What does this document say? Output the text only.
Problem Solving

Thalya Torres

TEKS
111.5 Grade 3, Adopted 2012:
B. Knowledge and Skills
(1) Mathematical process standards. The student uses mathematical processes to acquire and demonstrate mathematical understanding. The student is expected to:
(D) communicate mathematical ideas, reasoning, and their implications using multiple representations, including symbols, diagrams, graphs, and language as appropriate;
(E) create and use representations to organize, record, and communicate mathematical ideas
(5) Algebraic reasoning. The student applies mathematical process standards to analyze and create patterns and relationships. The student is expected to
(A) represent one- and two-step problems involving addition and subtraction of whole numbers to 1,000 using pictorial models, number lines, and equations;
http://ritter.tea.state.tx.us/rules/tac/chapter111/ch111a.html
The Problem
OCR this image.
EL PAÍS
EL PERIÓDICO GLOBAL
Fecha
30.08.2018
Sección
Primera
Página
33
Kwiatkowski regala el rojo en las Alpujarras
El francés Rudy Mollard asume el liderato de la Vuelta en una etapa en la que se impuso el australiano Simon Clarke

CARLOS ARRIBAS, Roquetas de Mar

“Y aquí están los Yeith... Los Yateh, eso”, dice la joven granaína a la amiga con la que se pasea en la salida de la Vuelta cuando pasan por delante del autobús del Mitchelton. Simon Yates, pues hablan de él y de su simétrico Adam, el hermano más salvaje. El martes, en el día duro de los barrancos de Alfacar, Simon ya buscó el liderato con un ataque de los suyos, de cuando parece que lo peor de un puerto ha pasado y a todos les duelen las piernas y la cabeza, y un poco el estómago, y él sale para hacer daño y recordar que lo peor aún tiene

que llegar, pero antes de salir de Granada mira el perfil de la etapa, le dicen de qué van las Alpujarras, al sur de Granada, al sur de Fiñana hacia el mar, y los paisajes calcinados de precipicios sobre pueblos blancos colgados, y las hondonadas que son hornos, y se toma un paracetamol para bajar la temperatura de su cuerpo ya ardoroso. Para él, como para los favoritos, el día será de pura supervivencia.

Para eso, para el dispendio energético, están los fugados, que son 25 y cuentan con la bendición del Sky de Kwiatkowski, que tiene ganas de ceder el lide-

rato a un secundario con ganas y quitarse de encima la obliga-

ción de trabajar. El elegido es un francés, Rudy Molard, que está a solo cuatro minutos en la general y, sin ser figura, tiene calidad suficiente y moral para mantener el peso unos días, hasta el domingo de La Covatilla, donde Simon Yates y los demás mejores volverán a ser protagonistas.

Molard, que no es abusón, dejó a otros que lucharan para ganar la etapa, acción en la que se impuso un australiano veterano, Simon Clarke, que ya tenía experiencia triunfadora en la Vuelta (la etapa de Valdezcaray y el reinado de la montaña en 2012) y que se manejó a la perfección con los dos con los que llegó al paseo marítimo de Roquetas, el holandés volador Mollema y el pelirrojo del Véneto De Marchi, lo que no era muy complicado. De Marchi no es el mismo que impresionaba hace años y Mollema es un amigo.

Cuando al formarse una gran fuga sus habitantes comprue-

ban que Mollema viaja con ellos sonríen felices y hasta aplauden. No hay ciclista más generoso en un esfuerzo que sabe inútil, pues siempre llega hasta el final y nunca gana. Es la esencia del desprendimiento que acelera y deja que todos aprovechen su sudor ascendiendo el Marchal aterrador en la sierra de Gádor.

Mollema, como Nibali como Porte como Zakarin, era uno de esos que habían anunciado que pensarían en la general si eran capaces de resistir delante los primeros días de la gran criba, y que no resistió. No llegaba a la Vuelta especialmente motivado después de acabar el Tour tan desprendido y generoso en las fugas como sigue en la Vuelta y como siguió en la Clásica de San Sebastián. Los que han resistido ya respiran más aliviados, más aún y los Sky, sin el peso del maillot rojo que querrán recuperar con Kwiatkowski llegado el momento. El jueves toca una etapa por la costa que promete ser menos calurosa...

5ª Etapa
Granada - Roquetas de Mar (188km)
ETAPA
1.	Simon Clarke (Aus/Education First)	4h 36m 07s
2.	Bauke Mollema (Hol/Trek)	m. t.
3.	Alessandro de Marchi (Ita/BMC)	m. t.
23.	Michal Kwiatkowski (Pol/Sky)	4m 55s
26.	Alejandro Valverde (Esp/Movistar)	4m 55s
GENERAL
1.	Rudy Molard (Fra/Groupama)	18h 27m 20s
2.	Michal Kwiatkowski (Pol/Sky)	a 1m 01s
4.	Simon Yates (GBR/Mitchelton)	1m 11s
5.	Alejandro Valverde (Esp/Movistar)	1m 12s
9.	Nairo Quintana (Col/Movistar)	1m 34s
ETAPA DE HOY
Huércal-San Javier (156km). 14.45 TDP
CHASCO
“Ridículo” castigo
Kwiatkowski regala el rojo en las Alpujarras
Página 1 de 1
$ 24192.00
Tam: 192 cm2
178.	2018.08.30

⁂

From the entries above, collect every line with the string "communicate" in it.

▸ THE COMPLETED TASK
(D) communicate mathematical ideas, reasoning, and their implications using multiple representations, including symbols, diagrams, graphs, and language as appropriate;
(E) create and use representations to organize, record, and communicate mathematical ideas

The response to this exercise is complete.